* _Exercise details_
Put every line from the rows below into a numbered list, leaving out any blank lines.

* _Supplied entries_
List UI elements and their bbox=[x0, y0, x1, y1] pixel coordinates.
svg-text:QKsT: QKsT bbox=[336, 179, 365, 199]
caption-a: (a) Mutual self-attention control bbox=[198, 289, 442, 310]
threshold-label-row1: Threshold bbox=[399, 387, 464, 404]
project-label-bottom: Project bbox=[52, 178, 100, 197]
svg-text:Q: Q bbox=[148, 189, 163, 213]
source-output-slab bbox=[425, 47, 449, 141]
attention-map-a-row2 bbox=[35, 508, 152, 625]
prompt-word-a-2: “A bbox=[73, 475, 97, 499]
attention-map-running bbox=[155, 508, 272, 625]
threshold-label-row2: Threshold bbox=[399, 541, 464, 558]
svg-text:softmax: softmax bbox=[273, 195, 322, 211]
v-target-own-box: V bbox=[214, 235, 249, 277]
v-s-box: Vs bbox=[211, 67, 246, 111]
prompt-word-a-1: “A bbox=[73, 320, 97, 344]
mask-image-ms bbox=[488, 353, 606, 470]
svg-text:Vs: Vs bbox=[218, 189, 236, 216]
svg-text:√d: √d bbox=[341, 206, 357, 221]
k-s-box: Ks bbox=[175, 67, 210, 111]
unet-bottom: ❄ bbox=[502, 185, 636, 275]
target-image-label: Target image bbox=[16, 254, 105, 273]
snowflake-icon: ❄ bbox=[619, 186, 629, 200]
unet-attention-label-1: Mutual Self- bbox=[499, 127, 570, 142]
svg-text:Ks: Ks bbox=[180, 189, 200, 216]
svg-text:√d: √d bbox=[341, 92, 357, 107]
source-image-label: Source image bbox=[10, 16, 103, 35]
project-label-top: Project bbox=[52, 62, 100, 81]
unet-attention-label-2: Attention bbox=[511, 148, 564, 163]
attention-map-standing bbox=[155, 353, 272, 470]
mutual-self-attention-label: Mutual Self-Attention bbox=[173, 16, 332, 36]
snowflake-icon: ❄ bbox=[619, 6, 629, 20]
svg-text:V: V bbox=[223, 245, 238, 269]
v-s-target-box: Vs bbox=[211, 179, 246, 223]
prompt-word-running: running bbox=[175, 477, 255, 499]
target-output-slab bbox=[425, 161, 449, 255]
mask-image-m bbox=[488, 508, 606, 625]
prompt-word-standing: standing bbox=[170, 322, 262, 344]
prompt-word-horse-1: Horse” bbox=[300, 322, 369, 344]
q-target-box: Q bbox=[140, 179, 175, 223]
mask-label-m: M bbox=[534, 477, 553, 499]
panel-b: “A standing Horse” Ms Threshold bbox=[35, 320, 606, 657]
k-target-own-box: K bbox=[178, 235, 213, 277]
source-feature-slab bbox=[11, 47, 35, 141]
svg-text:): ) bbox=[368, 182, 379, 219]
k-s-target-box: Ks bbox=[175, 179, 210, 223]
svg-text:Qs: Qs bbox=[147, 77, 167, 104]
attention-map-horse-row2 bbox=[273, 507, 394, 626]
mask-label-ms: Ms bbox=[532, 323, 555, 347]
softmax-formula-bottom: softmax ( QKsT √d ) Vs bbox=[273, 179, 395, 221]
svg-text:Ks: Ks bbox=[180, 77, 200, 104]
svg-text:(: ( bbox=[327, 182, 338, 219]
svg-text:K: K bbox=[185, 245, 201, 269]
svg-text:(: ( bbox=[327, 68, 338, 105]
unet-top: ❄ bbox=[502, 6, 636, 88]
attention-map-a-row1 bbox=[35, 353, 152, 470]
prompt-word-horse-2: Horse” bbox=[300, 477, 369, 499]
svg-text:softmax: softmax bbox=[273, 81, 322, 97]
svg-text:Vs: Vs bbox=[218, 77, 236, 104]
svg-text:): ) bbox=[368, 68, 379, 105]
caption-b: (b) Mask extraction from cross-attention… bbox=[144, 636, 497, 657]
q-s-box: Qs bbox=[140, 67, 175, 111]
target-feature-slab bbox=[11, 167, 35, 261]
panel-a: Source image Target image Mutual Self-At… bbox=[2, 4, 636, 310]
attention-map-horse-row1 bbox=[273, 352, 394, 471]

* _Written reply_
1. List UI elements and their bbox=[x0, y0, x1, y1] pixel coordinates.
2. svg-text:QKsT: QKsT bbox=[336, 179, 365, 199]
3. caption-a: (a) Mutual self-attention control bbox=[198, 289, 442, 310]
4. threshold-label-row1: Threshold bbox=[399, 387, 464, 404]
5. project-label-bottom: Project bbox=[52, 178, 100, 197]
6. svg-text:Q: Q bbox=[148, 189, 163, 213]
7. source-output-slab bbox=[425, 47, 449, 141]
8. attention-map-a-row2 bbox=[35, 508, 152, 625]
9. prompt-word-a-2: “A bbox=[73, 475, 97, 499]
10. attention-map-running bbox=[155, 508, 272, 625]
11. threshold-label-row2: Threshold bbox=[399, 541, 464, 558]
12. svg-text:softmax: softmax bbox=[273, 195, 322, 211]
13. v-target-own-box: V bbox=[214, 235, 249, 277]
14. v-s-box: Vs bbox=[211, 67, 246, 111]
15. prompt-word-a-1: “A bbox=[73, 320, 97, 344]
16. mask-image-ms bbox=[488, 353, 606, 470]
17. svg-text:Vs: Vs bbox=[218, 189, 236, 216]
18. svg-text:√d: √d bbox=[341, 206, 357, 221]
19. k-s-box: Ks bbox=[175, 67, 210, 111]
20. unet-bottom: ❄ bbox=[502, 185, 636, 275]
21. target-image-label: Target image bbox=[16, 254, 105, 273]
22. snowflake-icon: ❄ bbox=[619, 186, 629, 200]
23. unet-attention-label-1: Mutual Self- bbox=[499, 127, 570, 142]
24. svg-text:Ks: Ks bbox=[180, 189, 200, 216]
25. svg-text:√d: √d bbox=[341, 92, 357, 107]
26. source-image-label: Source image bbox=[10, 16, 103, 35]
27. project-label-top: Project bbox=[52, 62, 100, 81]
28. unet-attention-label-2: Attention bbox=[511, 148, 564, 163]
29. attention-map-standing bbox=[155, 353, 272, 470]
30. mutual-self-attention-label: Mutual Self-Attention bbox=[173, 16, 332, 36]
31. snowflake-icon: ❄ bbox=[619, 6, 629, 20]
32. svg-text:V: V bbox=[223, 245, 238, 269]
33. v-s-target-box: Vs bbox=[211, 179, 246, 223]
34. prompt-word-running: running bbox=[175, 477, 255, 499]
35. target-output-slab bbox=[425, 161, 449, 255]
36. mask-image-m bbox=[488, 508, 606, 625]
37. prompt-word-standing: standing bbox=[170, 322, 262, 344]
38. prompt-word-horse-1: Horse” bbox=[300, 322, 369, 344]
39. q-target-box: Q bbox=[140, 179, 175, 223]
40. mask-label-m: M bbox=[534, 477, 553, 499]
41. panel-b: “A standing Horse” Ms Threshold bbox=[35, 320, 606, 657]
42. k-target-own-box: K bbox=[178, 235, 213, 277]
43. source-feature-slab bbox=[11, 47, 35, 141]
44. svg-text:): ) bbox=[368, 182, 379, 219]
45. k-s-target-box: Ks bbox=[175, 179, 210, 223]
46. svg-text:Qs: Qs bbox=[147, 77, 167, 104]
47. attention-map-horse-row2 bbox=[273, 507, 394, 626]
48. mask-label-ms: Ms bbox=[532, 323, 555, 347]
49. softmax-formula-bottom: softmax ( QKsT √d ) Vs bbox=[273, 179, 395, 221]
50. svg-text:Ks: Ks bbox=[180, 77, 200, 104]
51. svg-text:(: ( bbox=[327, 182, 338, 219]
52. svg-text:K: K bbox=[185, 245, 201, 269]
53. svg-text:(: ( bbox=[327, 68, 338, 105]
54. unet-top: ❄ bbox=[502, 6, 636, 88]
55. attention-map-a-row1 bbox=[35, 353, 152, 470]
56. prompt-word-horse-2: Horse” bbox=[300, 477, 369, 499]
57. svg-text:softmax: softmax bbox=[273, 81, 322, 97]
58. svg-text:Vs: Vs bbox=[218, 77, 236, 104]
59. svg-text:): ) bbox=[368, 68, 379, 105]
60. caption-b: (b) Mask extraction from cross-attention… bbox=[144, 636, 497, 657]
61. q-s-box: Qs bbox=[140, 67, 175, 111]
62. target-feature-slab bbox=[11, 167, 35, 261]
63. panel-a: Source image Target image Mutual Self-At… bbox=[2, 4, 636, 310]
64. attention-map-horse-row1 bbox=[273, 352, 394, 471]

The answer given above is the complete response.